───── Supplied records ─────

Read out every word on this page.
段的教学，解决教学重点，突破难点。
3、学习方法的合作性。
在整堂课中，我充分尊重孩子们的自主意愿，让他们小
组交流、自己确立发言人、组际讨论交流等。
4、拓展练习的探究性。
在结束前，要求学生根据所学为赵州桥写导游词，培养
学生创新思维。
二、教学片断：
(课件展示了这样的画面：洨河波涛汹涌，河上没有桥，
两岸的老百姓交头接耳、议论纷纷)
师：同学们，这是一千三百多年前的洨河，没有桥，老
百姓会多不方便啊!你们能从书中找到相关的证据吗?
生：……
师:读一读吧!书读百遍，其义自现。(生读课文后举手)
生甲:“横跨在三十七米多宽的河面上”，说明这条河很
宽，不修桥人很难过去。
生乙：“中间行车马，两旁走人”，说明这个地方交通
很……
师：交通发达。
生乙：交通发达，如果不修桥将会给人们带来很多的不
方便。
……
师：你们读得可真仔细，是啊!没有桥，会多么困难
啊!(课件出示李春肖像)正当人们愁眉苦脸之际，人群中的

─────

The exercise
Copy all the records above precisely.

Response to this exercise
Read out every word on this page.
段的教学，解决教学重点，突破难点。
3、学习方法的合作性。
在整堂课中，我充分尊重孩子们的自主意愿，让他们小
组交流、自己确立发言人、组际讨论交流等。
4、拓展练习的探究性。
在结束前，要求学生根据所学为赵州桥写导游词，培养
学生创新思维。
二、教学片断：
(课件展示了这样的画面：洨河波涛汹涌，河上没有桥，
两岸的老百姓交头接耳、议论纷纷)
师：同学们，这是一千三百多年前的洨河，没有桥，老
百姓会多不方便啊!你们能从书中找到相关的证据吗?
生：……
师:读一读吧!书读百遍，其义自现。(生读课文后举手)
生甲:“横跨在三十七米多宽的河面上”，说明这条河很
宽，不修桥人很难过去。
生乙：“中间行车马，两旁走人”，说明这个地方交通
很……
师：交通发达。
生乙：交通发达，如果不修桥将会给人们带来很多的不
方便。
……
师：你们读得可真仔细，是啊!没有桥，会多么困难
啊!(课件出示李春肖像)正当人们愁眉苦脸之际，人群中的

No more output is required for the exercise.